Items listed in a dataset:
------------------------------
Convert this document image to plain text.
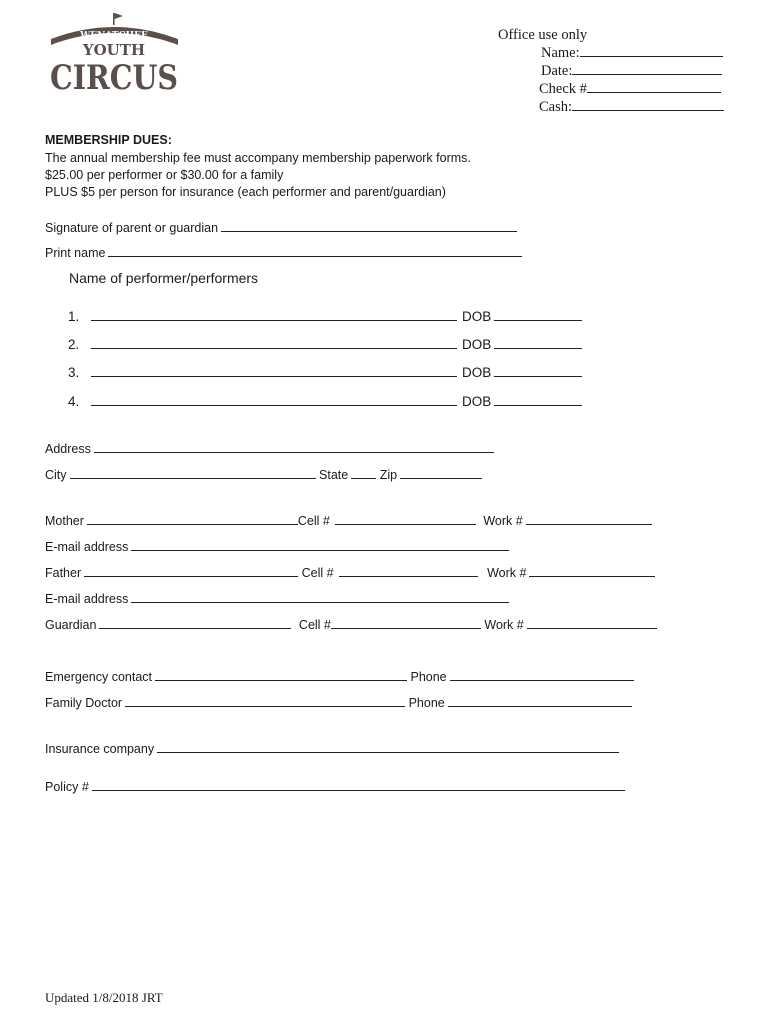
WENATCHEE
YOUTH
CIRCUS
Office use only
Name:
Date:
Check #
Cash:
MEMBERSHIP DUES:
The annual membership fee must accompany membership paperwork forms.
$25.00 per performer or $30.00 for a family
PLUS $5 per person for insurance (each performer and parent/guardian)
Signature of parent or guardian
Print name
Name of performer/performers
1.	DOB
2.	DOB
3.	DOB
4.	DOB
Address
City	State	Zip
Mother	Cell #	Work #
E-mail address
Father	Cell #	Work #
E-mail address
Guardian	Cell #	Work #
Emergency contact	Phone
Family Doctor	Phone
Insurance company
Policy #
Updated 1/8/2018 JRT
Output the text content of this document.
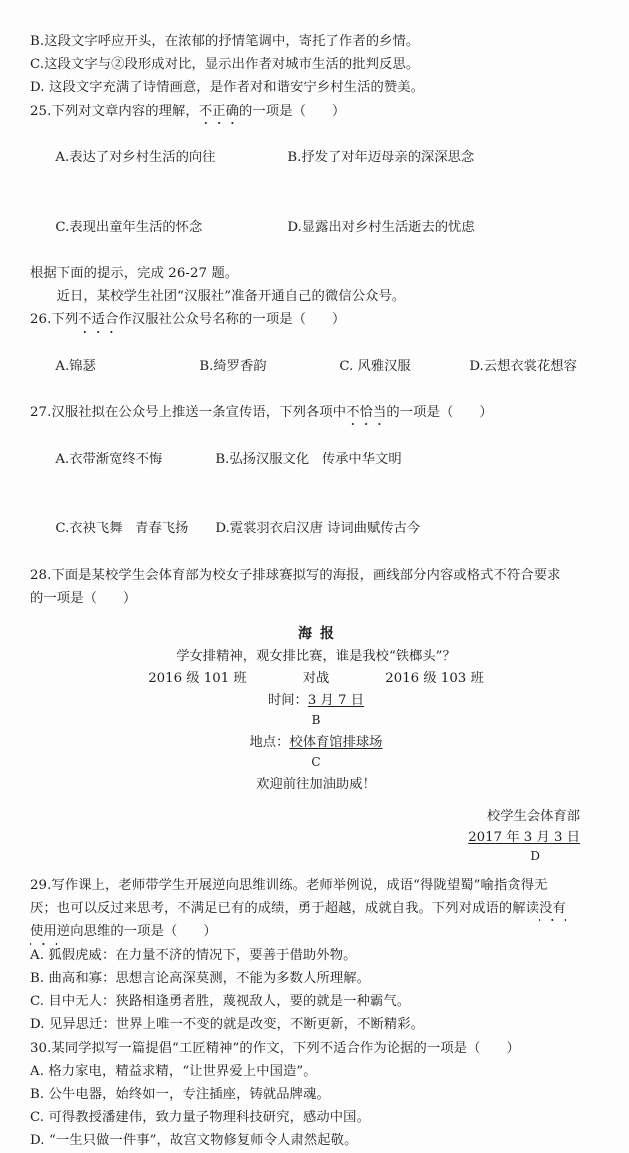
B.这段文字呼应开头，在浓郁的抒情笔调中，寄托了作者的乡情。
C.这段文字与②段形成对比，显示出作者对城市生活的批判反思。
D. 这段文字充满了诗情画意，是作者对和谐安宁乡村生活的赞美。
25.下列对文章内容的理解，不正确的一项是（      ）

A.表达了对乡村生活的向往	B.抒发了对年迈母亲的深深思念

C.表现出童年生活的怀念	D.显露出对乡村生活逝去的忧虑

根据下面的提示，完成 26-27 题。
近日，某校学生社团“汉服社”准备开通自己的微信公众号。
26.下列不适合作汉服社公众号名称的一项是（      ）

A.锦瑟	B.绮罗香韵	C. 风雅汉服	D.云想衣裳花想容

27.汉服社拟在公众号上推送一条宣传语，下列各项中不恰当的一项是（      ）

A.衣带渐宽终不悔	B.弘扬汉服文化   传承中华文明

C.衣袂飞舞   青春飞扬 D.霓裳羽衣启汉唐 诗词曲赋传古今

28.下面是某校学生会体育部为校女子排球赛拟写的海报，画线部分内容或格式不符合要求
的一项是（      ）
海报
学女排精神，观女排比赛，谁是我校“铁榔头”？
2016 级 101 班	对战	2016 级 103 班
时间：3 月 7 日
B
地点：校体育馆排球场
C
欢迎前往加油助威！
校学生会体育部
2017 年 3 月 3 日
D
29.写作课上，老师带学生开展逆向思维训练。老师举例说，成语“得陇望蜀”喻指贪得无
厌；也可以反过来思考，不满足已有的成绩，勇于超越，成就自我。下列对成语的解读没有
使用逆向思维的一项是（      ）
A. 狐假虎威：在力量不济的情况下，要善于借助外物。
B. 曲高和寡：思想言论高深莫测，不能为多数人所理解。
C. 目中无人：狭路相逢勇者胜，蔑视敌人，要的就是一种霸气。
D. 见异思迁：世界上唯一不变的就是改变，不断更新，不断精彩。
30.某同学拟写一篇提倡“工匠精神”的作文，下列不适合作为论据的一项是（      ）
A. 格力家电，精益求精，“让世界爱上中国造”。
B. 公牛电器，始终如一，专注插座，铸就品牌魂。
C. 可得教授潘建伟，致力量子物理科技研究，感动中国。
D. “一生只做一件事”，故宫文物修复师令人肃然起敬。
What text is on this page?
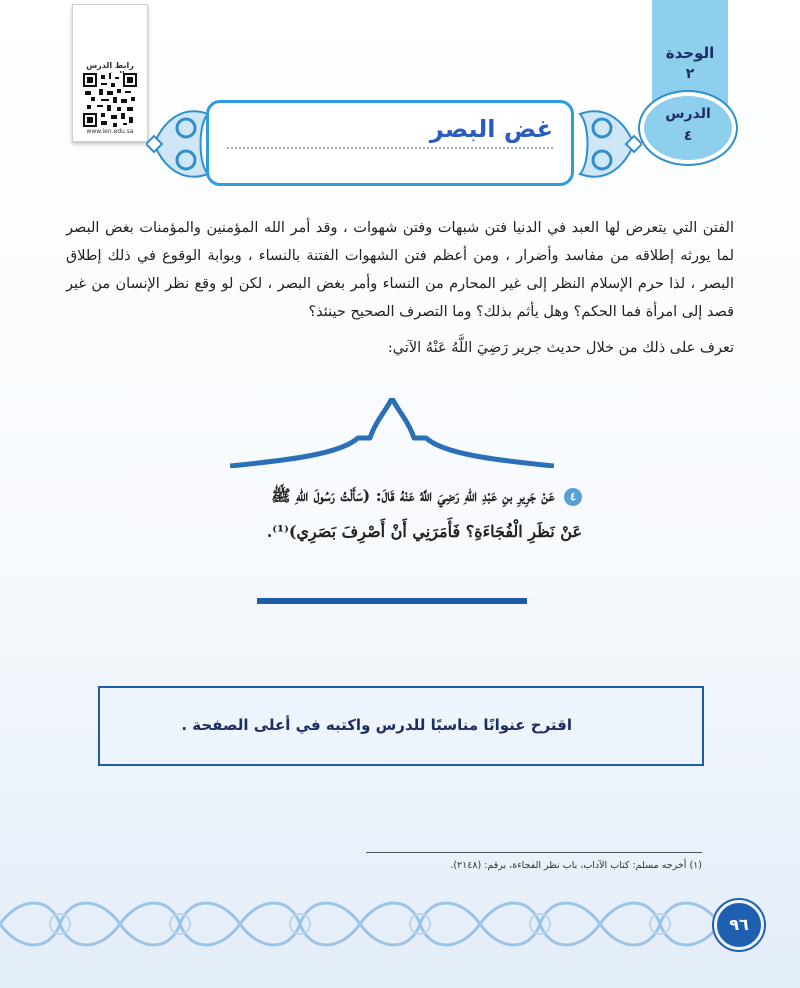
رابط الدرس
www.ien.edu.sa
الوحدة
٢
غض البصر
الدرس
٤

الفتن التي يتعرض لها العبد في الدنيا فتن شبهات وفتن شهوات ، وقد أمر الله المؤمنين والمؤمنات بغض البصر لما يورثه إطلاقه من مفاسد وأضرار ، ومن أعظم فتن الشهوات الفتنة بالنساء ، وبوابة الوقوع في ذلك إطلاق البصر ، لذا حرم الإسلام النظر إلى غير المحارم من النساء وأمر بغض البصر ، لكن لو وقع نظر الإنسان من غير قصد إلى امرأة فما الحكم؟ وهل يأثم بذلك؟ وما التصرف الصحيح حينئذ؟

تعرف على ذلك من خلال حديث جرير رَضِيَ اللَّهُ عَنْهُ الآتي:
٤ عَنْ جَرِيرِ بنِ عَبْدِ اللهِ رَضِيَ اللَّهُ عَنْهُ قَالَ: (سَأَلْتُ رَسُولَ اللهِ ﷺ
عَنْ نَظَرِ الْفُجَاءَةِ؟ فَأَمَرَنِي أَنْ أَصْرِفَ بَصَرِي)⁽¹⁾.
اقترح عنوانًا مناسبًا للدرس واكتبه في أعلى الصفحة .
(١) أخرجه مسلم: كتاب الآداب، باب نظر الفجاءة، برقم: (٢١٤٨).
٩٦
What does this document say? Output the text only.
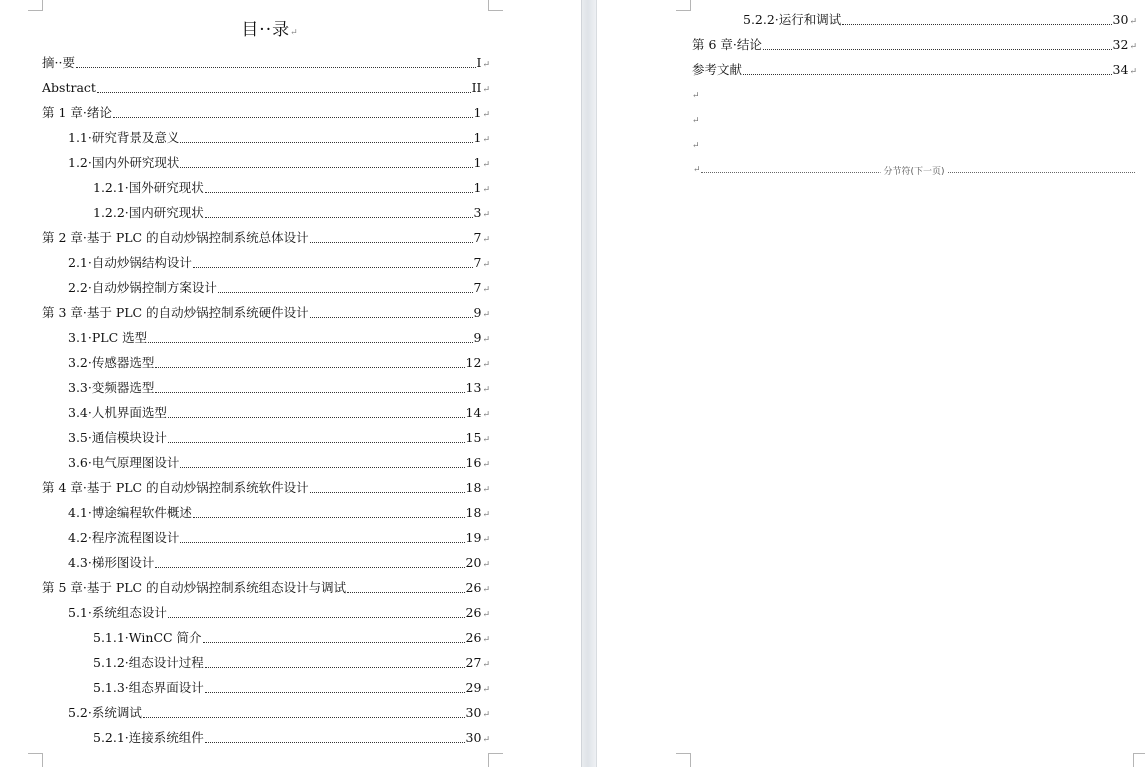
目··录↵
摘··要	I ↵
Abstract	II ↵
第 1 章·绪论	1 ↵
1.1·研究背景及意义	1 ↵
1.2·国内外研究现状	1 ↵
1.2.1·国外研究现状	1 ↵
1.2.2·国内研究现状	3 ↵
第 2 章·基于 PLC 的自动炒锅控制系统总体设计	7 ↵
2.1·自动炒锅结构设计	7 ↵
2.2·自动炒锅控制方案设计	7 ↵
第 3 章·基于 PLC 的自动炒锅控制系统硬件设计	9 ↵
3.1·PLC 选型	9 ↵
3.2·传感器选型	12 ↵
3.3·变频器选型	13 ↵
3.4·人机界面选型	14 ↵
3.5·通信模块设计	15 ↵
3.6·电气原理图设计	16 ↵
第 4 章·基于 PLC 的自动炒锅控制系统软件设计	18 ↵
4.1·博途编程软件概述	18 ↵
4.2·程序流程图设计	19 ↵
4.3·梯形图设计	20 ↵
第 5 章·基于 PLC 的自动炒锅控制系统组态设计与调试	26 ↵
5.1·系统组态设计	26 ↵
5.1.1·WinCC 简介	26 ↵
5.1.2·组态设计过程	27 ↵
5.1.3·组态界面设计	29 ↵
5.2·系统调试	30 ↵
5.2.1·连接系统组件	30 ↵
5.2.2·运行和调试	30 ↵
第 6 章·结论	32 ↵
参考文献	34 ↵
↵
↵
↵
↵	分节符(下一页)
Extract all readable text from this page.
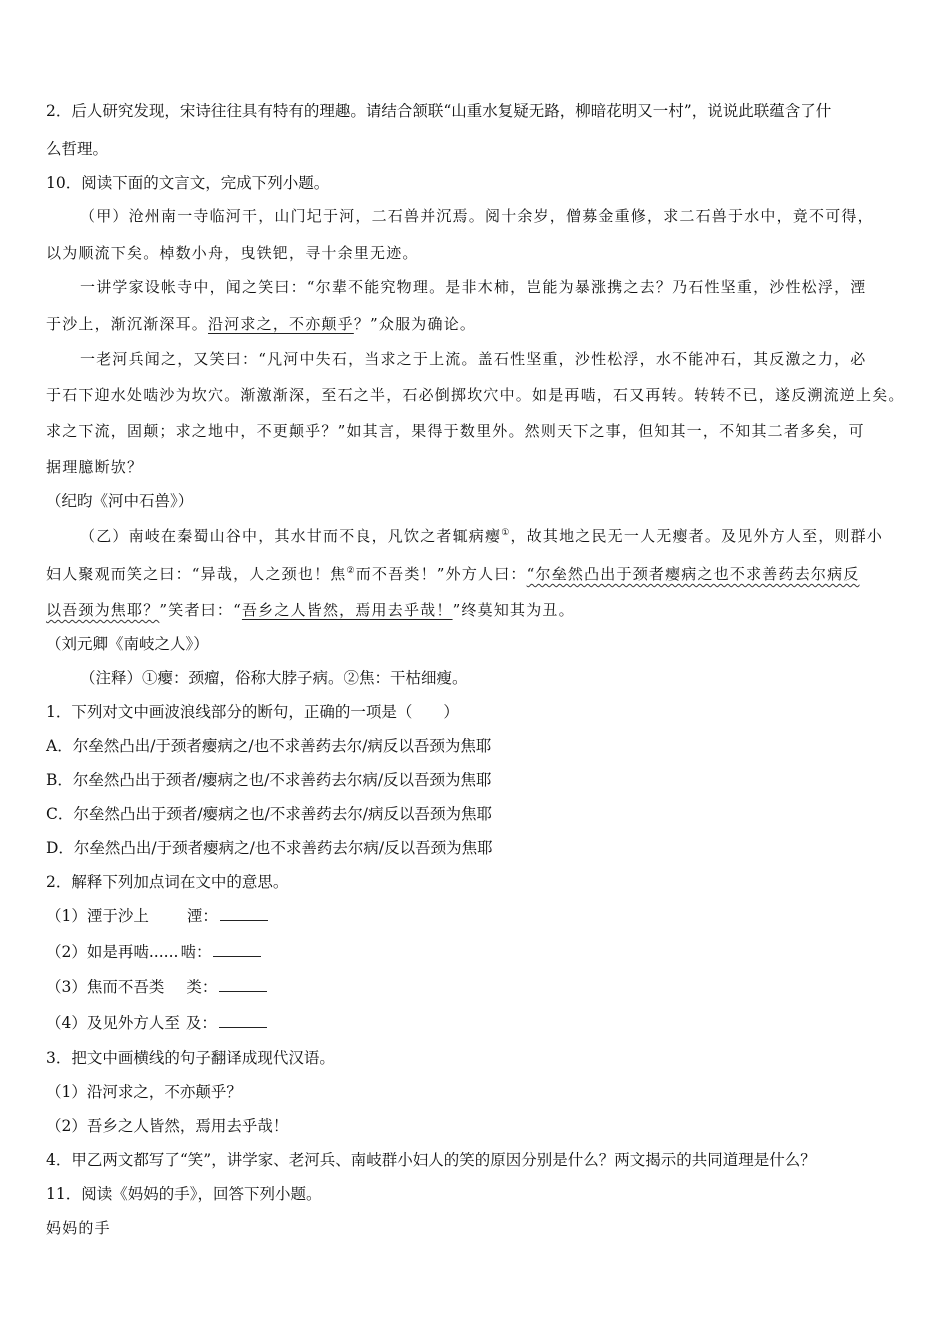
2．后人研究发现，宋诗往往具有特有的理趣。请结合颔联“山重水复疑无路，柳暗花明又一村”，说说此联蕴含了什
么哲理。
10．阅读下面的文言文，完成下列小题。
（甲）沧州南一寺临河干，山门圮于河，二石兽并沉焉。阅十余岁，僧募金重修，求二石兽于水中，竟不可得，
以为顺流下矣。棹数小舟，曳铁钯，寻十余里无迹。
一讲学家设帐寺中，闻之笑曰：“尔辈不能究物理。是非木柿，岂能为暴涨携之去？乃石性坚重，沙性松浮，湮
于沙上，渐沉渐深耳。沿河求之，不亦颠乎？”众服为确论。
一老河兵闻之，又笑曰：“凡河中失石，当求之于上流。盖石性坚重，沙性松浮，水不能冲石，其反激之力，必
于石下迎水处啮沙为坎穴。渐激渐深，至石之半，石必倒掷坎穴中。如是再啮，石又再转。转转不已，遂反溯流逆上矣。
求之下流，固颠；求之地中，不更颠乎？”如其言，果得于数里外。然则天下之事，但知其一，不知其二者多矣，可
据理臆断欤？
（纪昀《河中石兽》）
（乙）南岐在秦蜀山谷中，其水甘而不良，凡饮之者辄病瘿①，故其地之民无一人无瘿者。及见外方人至，则群小
妇人聚观而笑之曰：“异哉，人之颈也！焦②而不吾类！”外方人曰：“尔垒然凸出于颈者瘿病之也不求善药去尔病反
以吾颈为焦耶？”笑者曰：“吾乡之人皆然，焉用去乎哉！”终莫知其为丑。
（刘元卿《南岐之人》）
（注释）①瘿：颈瘤，俗称大脖子病。②焦：干枯细瘦。
1．下列对文中画波浪线部分的断句，正确的一项是（　　）
A．尔垒然凸出/于颈者瘿病之/也不求善药去尔/病反以吾颈为焦耶
B．尔垒然凸出于颈者/瘿病之也/不求善药去尔病/反以吾颈为焦耶
C．尔垒然凸出于颈者/瘿病之也/不求善药去尔/病反以吾颈为焦耶
D．尔垒然凸出/于颈者瘿病之/也不求善药去尔病/反以吾颈为焦耶
2．解释下列加点词在文中的意思。
（1）湮于沙上 湮：
（2）如是再啮...... 啮：
（3）焦而不吾类 类：
（4）及见外方人至 及：
3．把文中画横线的句子翻译成现代汉语。
（1）沿河求之，不亦颠乎？
（2）吾乡之人皆然，焉用去乎哉！
4．甲乙两文都写了“笑”，讲学家、老河兵、南岐群小妇人的笑的原因分别是什么？两文揭示的共同道理是什么？
11．阅读《妈妈的手》，回答下列小题。
妈妈的手
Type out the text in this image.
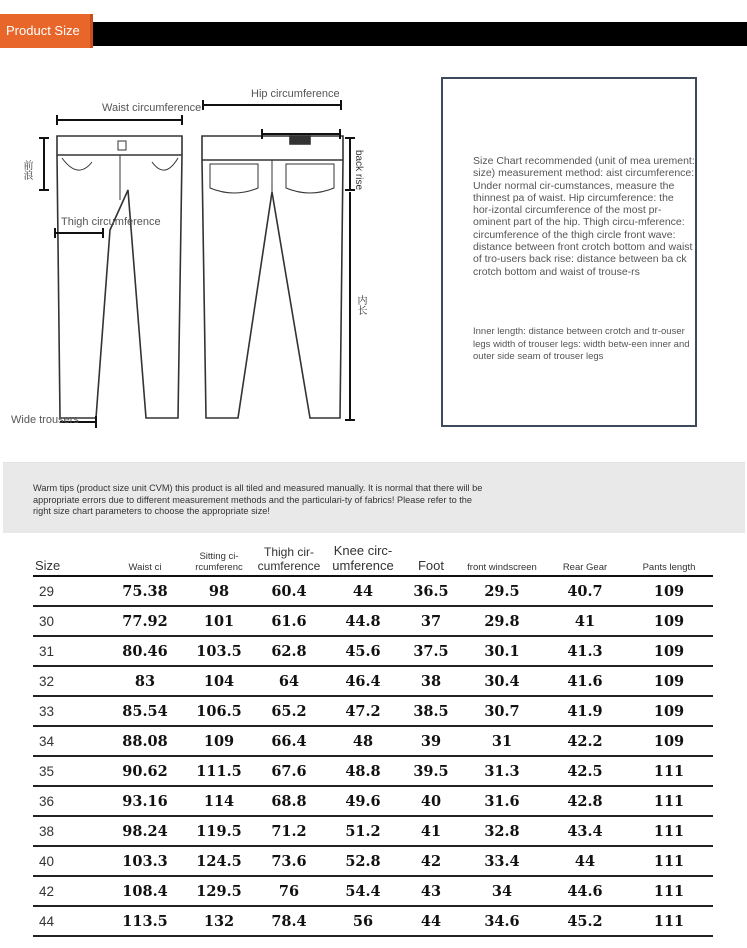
Product Size
Waist circumference
Hip circumference
Thigh circumference
Wide trousers
前浪	back rise
内长
Size Chart recommended (unit of mea urement: size) measurement method: aist circumference: Under normal cir-cumstances, measure the thinnest pa of waist. Hip circumference: the hor-izontal circumference of the most pr-ominent part of the hip. Thigh circu-mference: circumference of the thigh circle front wave: distance between front crotch bottom and waist of tro-users back rise: distance between ba ck crotch bottom and waist of trouse-rs
Inner length: distance between crotch and tr-ouser legs width of trouser legs: width betw-een inner and outer side seam of trouser legs
Warm tips (product size unit CVM) this product is all tiled and measured manually. It is normal that there will be appropriate errors due to different measurement methods and the particulari-ty of fabrics! Please refer to the right size chart parameters to choose the appropriate size!
Size	Waist ci	Sitting ci-rcumferenc	Thigh cir-cumference	Knee circ-umference	Foot	front windscreen	Rear Gear	Pants length
29	75.38	98	60.4	44	36.5	29.5	40.7	109
30	77.92	101	61.6	44.8	37	29.8	41	109
31	80.46	103.5	62.8	45.6	37.5	30.1	41.3	109
32	83	104	64	46.4	38	30.4	41.6	109
33	85.54	106.5	65.2	47.2	38.5	30.7	41.9	109
34	88.08	109	66.4	48	39	31	42.2	109
35	90.62	111.5	67.6	48.8	39.5	31.3	42.5	111
36	93.16	114	68.8	49.6	40	31.6	42.8	111
38	98.24	119.5	71.2	51.2	41	32.8	43.4	111
40	103.3	124.5	73.6	52.8	42	33.4	44	111
42	108.4	129.5	76	54.4	43	34	44.6	111
44	113.5	132	78.4	56	44	34.6	45.2	111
------------------------------
— Set exercise —
Return all lines containing the word "rise".

— Exercise result —
前浪	back rise
Size Chart recommended (unit of mea urement: size) measurement method: aist circumference: Under normal cir-cumstances, measure the thinnest pa of waist. Hip circumference: the hor-izontal circumference of the most pr-ominent part of the hip. Thigh circu-mference: circumference of the thigh circle front wave: distance between front crotch bottom and waist of tro-users back rise: distance between ba ck crotch bottom and waist of trouse-rs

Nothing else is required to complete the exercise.